◆ Task directions
Your task is to tally the lines of the listing containing the word "name" and report the figure alone.

++++ Records for this exercise ++++

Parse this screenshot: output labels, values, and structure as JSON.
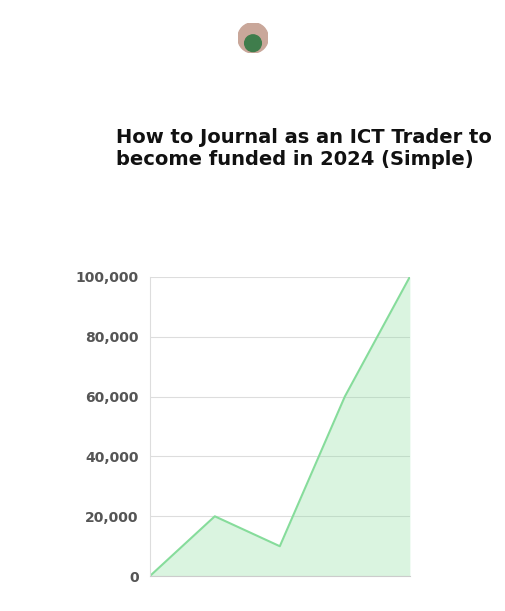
{
  "chart_data": {
    "type": "area",
    "title": "How to Journal as an ICT Trader to become funded in 2024 (Simple)",
    "categories": [
      null,
      null,
      null,
      null,
      null
    ],
    "values": [
      0,
      20000,
      10000,
      60000,
      100000
    ],
    "color": "#86dc9b",
    "ylim": [
      0,
      100000
    ],
    "yticks": [
      0,
      {
        "value": 20000,
        "label": "20,000"
      },
      {
        "value": 40000,
        "label": "40,000"
      },
      {
        "value": 60000,
        "label": "60,000"
      },
      {
        "value": 80000,
        "label": "80,000"
      },
      {
        "value": 100000,
        "label": "100,000"
      }
    ],
    "grid": true,
    "tick_labels": "y"
  }
}
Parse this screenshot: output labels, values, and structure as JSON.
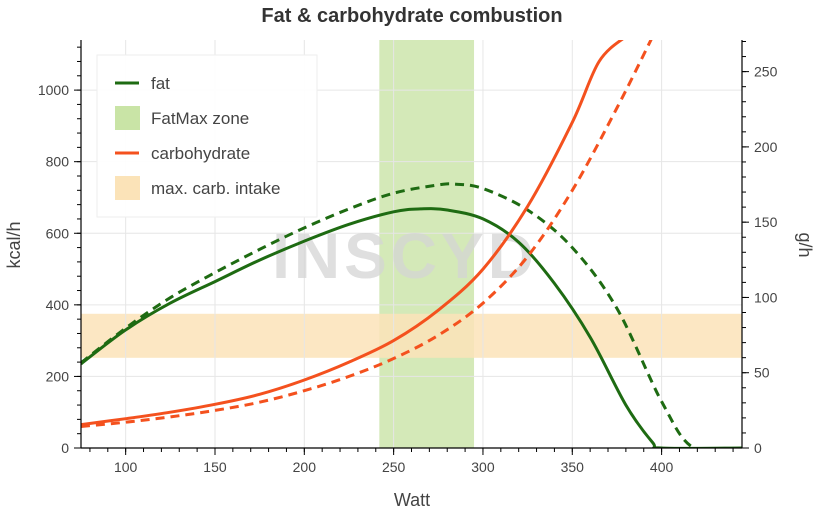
{
  "chart_data": {
    "type": "line",
    "title": "Fat & carbohydrate combustion",
    "xlabel": "Watt",
    "ylabel_left": "kcal/h",
    "ylabel_right": "g/h",
    "xlim": [
      75,
      445
    ],
    "ylim_left": [
      0,
      1140
    ],
    "ylim_right": [
      0,
      271
    ],
    "x_ticks": [
      100,
      150,
      200,
      250,
      300,
      350,
      400
    ],
    "y_ticks_left": [
      0,
      200,
      400,
      600,
      800,
      1000
    ],
    "y_ticks_right": [
      0,
      50,
      100,
      150,
      200,
      250
    ],
    "grid": true,
    "legend_position": "top-left",
    "watermark": "INSCYD",
    "legend": [
      {
        "label": "fat",
        "kind": "line",
        "color": "#1e6b12"
      },
      {
        "label": "FatMax zone",
        "kind": "band",
        "color": "#c9e4a6"
      },
      {
        "label": "carbohydrate",
        "kind": "line",
        "color": "#f4511e"
      },
      {
        "label": "max. carb. intake",
        "kind": "band",
        "color": "#fbe3b8"
      }
    ],
    "series": [
      {
        "name": "fat",
        "style": "solid",
        "color": "#1e6b12",
        "x": [
          75,
          100,
          125,
          150,
          175,
          200,
          225,
          250,
          265,
          280,
          300,
          320,
          340,
          360,
          380,
          395,
          400,
          445
        ],
        "y": [
          235,
          330,
          405,
          465,
          525,
          578,
          625,
          660,
          668,
          665,
          640,
          575,
          460,
          310,
          120,
          15,
          0,
          0
        ]
      },
      {
        "name": "fat (dashed)",
        "style": "dashed",
        "color": "#1e6b12",
        "x": [
          75,
          100,
          125,
          150,
          175,
          200,
          225,
          250,
          275,
          285,
          300,
          325,
          350,
          375,
          400,
          418,
          445
        ],
        "y": [
          238,
          335,
          420,
          490,
          555,
          615,
          668,
          712,
          735,
          737,
          725,
          665,
          560,
          390,
          130,
          0,
          0
        ]
      },
      {
        "name": "carbohydrate",
        "style": "solid",
        "color": "#f4511e",
        "x": [
          75,
          100,
          125,
          150,
          175,
          200,
          225,
          250,
          275,
          300,
          325,
          350,
          365,
          380
        ],
        "y": [
          65,
          82,
          100,
          122,
          150,
          190,
          240,
          300,
          385,
          500,
          675,
          910,
          1080,
          1150
        ]
      },
      {
        "name": "carbohydrate (dashed)",
        "style": "dashed",
        "color": "#f4511e",
        "x": [
          75,
          100,
          125,
          150,
          175,
          200,
          225,
          250,
          275,
          300,
          325,
          350,
          375,
          395
        ],
        "y": [
          60,
          72,
          87,
          105,
          128,
          160,
          200,
          250,
          315,
          405,
          535,
          720,
          950,
          1150
        ]
      }
    ],
    "bands": [
      {
        "name": "FatMax zone",
        "orientation": "vertical",
        "x_range": [
          242,
          295
        ],
        "color": "#c9e4a6"
      },
      {
        "name": "max. carb. intake",
        "orientation": "horizontal",
        "y_range": [
          252,
          375
        ],
        "color": "#fbe3b8"
      }
    ]
  }
}
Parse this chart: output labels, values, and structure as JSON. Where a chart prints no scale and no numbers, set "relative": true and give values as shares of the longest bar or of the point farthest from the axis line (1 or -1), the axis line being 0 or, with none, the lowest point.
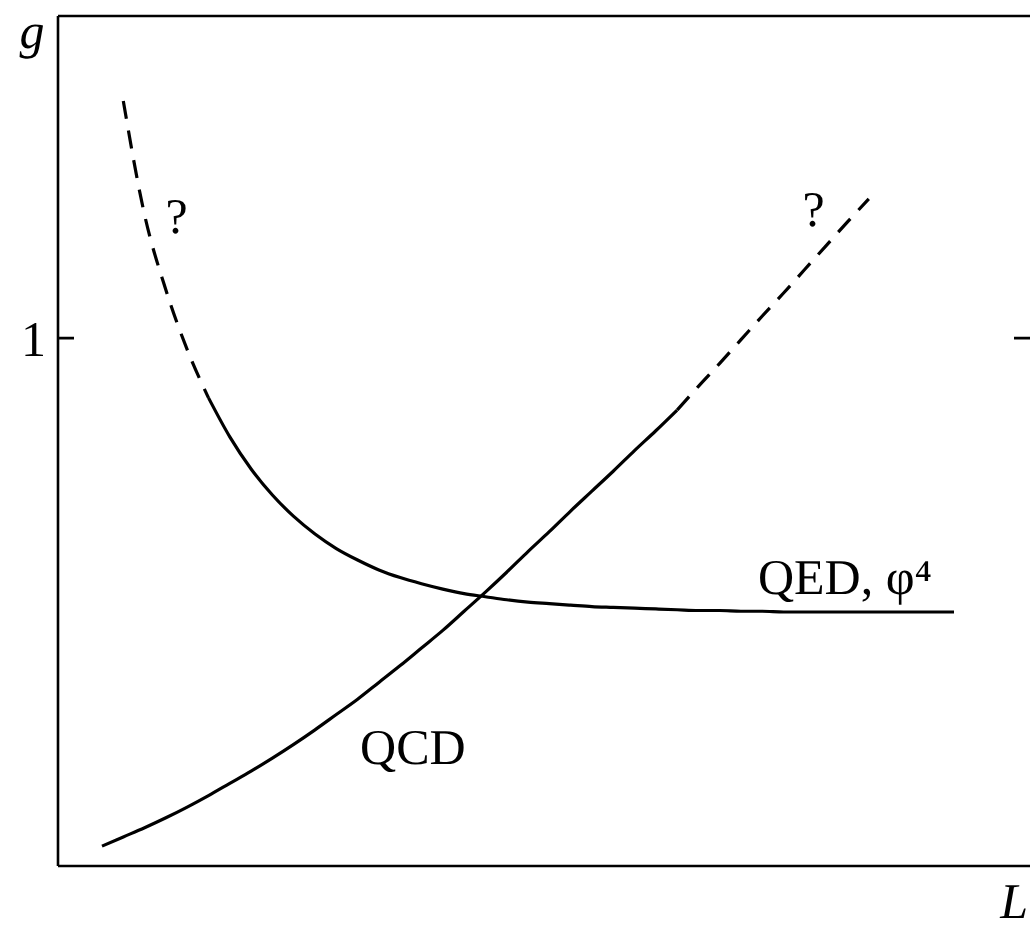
{
  "chart_data": {
    "type": "line",
    "relative": true,
    "xlabel": "L",
    "ylabel": "g",
    "categories": [
      null,
      null,
      null,
      null,
      null,
      null,
      null,
      null,
      null,
      null,
      null,
      null,
      null,
      null,
      null,
      null,
      null,
      null,
      null,
      null,
      null,
      null,
      null,
      null,
      null,
      null,
      null,
      null,
      null,
      null,
      null,
      null,
      null,
      null,
      null,
      null,
      null,
      null,
      null,
      null,
      null
    ],
    "series": [
      {
        "color": "#000000",
        "line_style": "dashed",
        "values": [
          null,
          1.0,
          0.851,
          0.753,
          0.675,
          0.612,
          null,
          null,
          null,
          null,
          null,
          null,
          null,
          null,
          null,
          null,
          null,
          null,
          null,
          null,
          null,
          null,
          null,
          null,
          null,
          null,
          null,
          null,
          null,
          null,
          null,
          null,
          null,
          null,
          null,
          null,
          null,
          null,
          null,
          null,
          null
        ]
      },
      {
        "name": "QED, φ⁴",
        "color": "#000000",
        "line_style": "solid",
        "values": [
          null,
          null,
          null,
          null,
          null,
          0.612,
          0.561,
          0.519,
          0.485,
          0.457,
          0.434,
          0.415,
          0.4,
          0.387,
          0.377,
          0.369,
          0.362,
          0.356,
          0.352,
          0.348,
          0.345,
          0.343,
          0.341,
          0.339,
          0.338,
          0.337,
          0.336,
          0.335,
          0.334,
          0.334,
          0.333,
          0.333,
          0.332,
          0.332,
          0.332,
          0.332,
          0.332,
          0.332,
          0.332,
          0.332,
          0.332
        ]
      },
      {
        "name": "QCD",
        "color": "#000000",
        "line_style": "solid",
        "values": [
          0.026,
          0.038,
          0.05,
          0.063,
          0.077,
          0.092,
          0.108,
          0.124,
          0.141,
          0.159,
          0.178,
          0.198,
          0.218,
          0.24,
          0.262,
          0.285,
          0.308,
          0.333,
          0.358,
          0.384,
          0.411,
          0.437,
          0.464,
          0.49,
          0.516,
          0.543,
          0.569,
          0.596,
          null,
          null,
          null,
          null,
          null,
          null,
          null,
          null,
          null,
          null,
          null,
          null,
          null
        ]
      },
      {
        "color": "#000000",
        "line_style": "dashed",
        "values": [
          null,
          null,
          null,
          null,
          null,
          null,
          null,
          null,
          null,
          null,
          null,
          null,
          null,
          null,
          null,
          null,
          null,
          null,
          null,
          null,
          null,
          null,
          null,
          null,
          null,
          null,
          null,
          0.596,
          0.627,
          0.657,
          0.688,
          0.719,
          0.749,
          0.78,
          0.811,
          0.842,
          0.872,
          null,
          null,
          null,
          null
        ]
      }
    ],
    "ref_lines": [
      {
        "axis": "y",
        "value": 0.69,
        "label": "1"
      }
    ],
    "annotations": [
      "?",
      "?"
    ]
  }
}
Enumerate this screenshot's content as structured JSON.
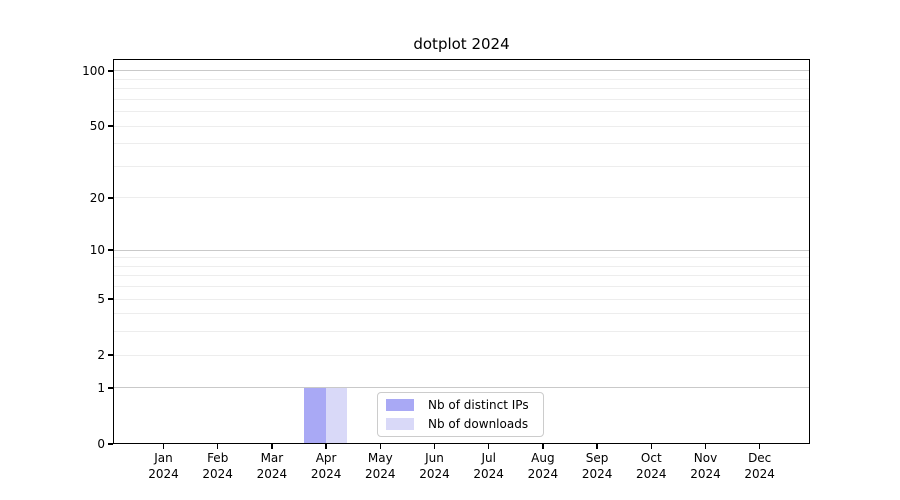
{
  "chart_data": {
    "type": "bar",
    "title": "dotplot 2024",
    "categories": [
      [
        "Jan",
        "2024"
      ],
      [
        "Feb",
        "2024"
      ],
      [
        "Mar",
        "2024"
      ],
      [
        "Apr",
        "2024"
      ],
      [
        "May",
        "2024"
      ],
      [
        "Jun",
        "2024"
      ],
      [
        "Jul",
        "2024"
      ],
      [
        "Aug",
        "2024"
      ],
      [
        "Sep",
        "2024"
      ],
      [
        "Oct",
        "2024"
      ],
      [
        "Nov",
        "2024"
      ],
      [
        "Dec",
        "2024"
      ]
    ],
    "series": [
      {
        "name": "Nb of distinct IPs",
        "color": "#a9a9f5",
        "values": [
          0,
          0,
          0,
          1,
          0,
          0,
          0,
          0,
          0,
          0,
          0,
          0
        ]
      },
      {
        "name": "Nb of downloads",
        "color": "#d9d9f8",
        "values": [
          0,
          0,
          0,
          1,
          0,
          0,
          0,
          0,
          0,
          0,
          0,
          0
        ]
      }
    ],
    "xlabel": "",
    "ylabel": "",
    "yscale": "log1p",
    "ylim": [
      0,
      116
    ],
    "yticks": [
      0,
      1,
      2,
      5,
      10,
      20,
      50,
      100
    ],
    "major_gridlines": [
      1,
      10,
      100
    ],
    "minor_gridlines": [
      2,
      3,
      4,
      5,
      6,
      7,
      8,
      9,
      20,
      30,
      40,
      50,
      60,
      70,
      80,
      90
    ],
    "grid": "horizontal",
    "legend_position": "lower center",
    "colors": {
      "axis": "#000000",
      "text": "#000000",
      "grid_major": "#c9c9c9",
      "grid_minor": "#ededed",
      "background": "#ffffff"
    }
  }
}
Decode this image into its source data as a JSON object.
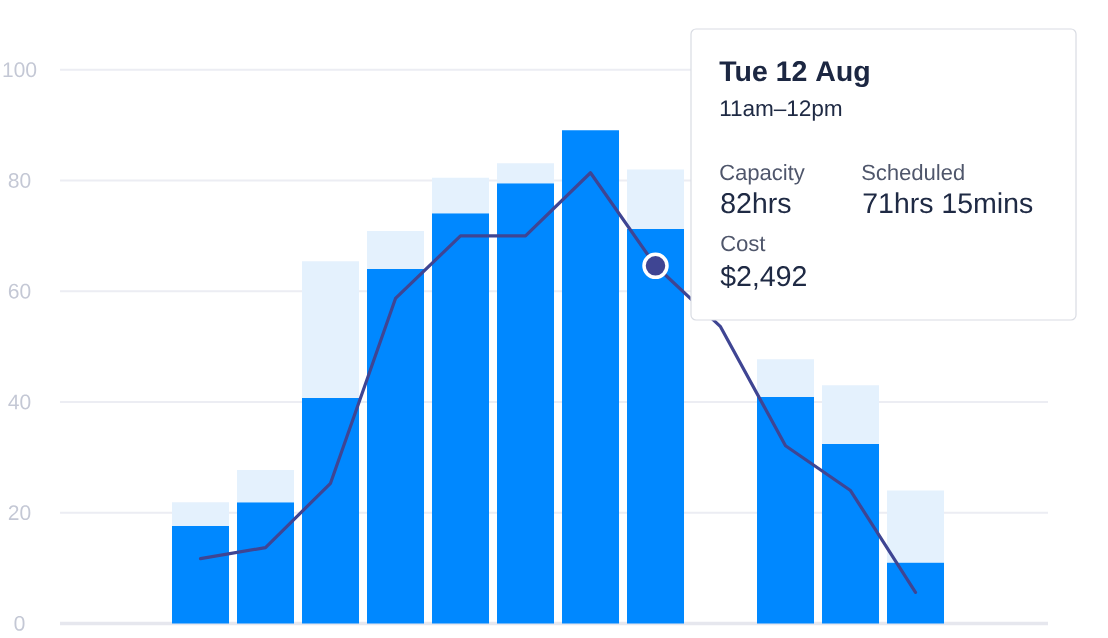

++++

◆ The completed task
10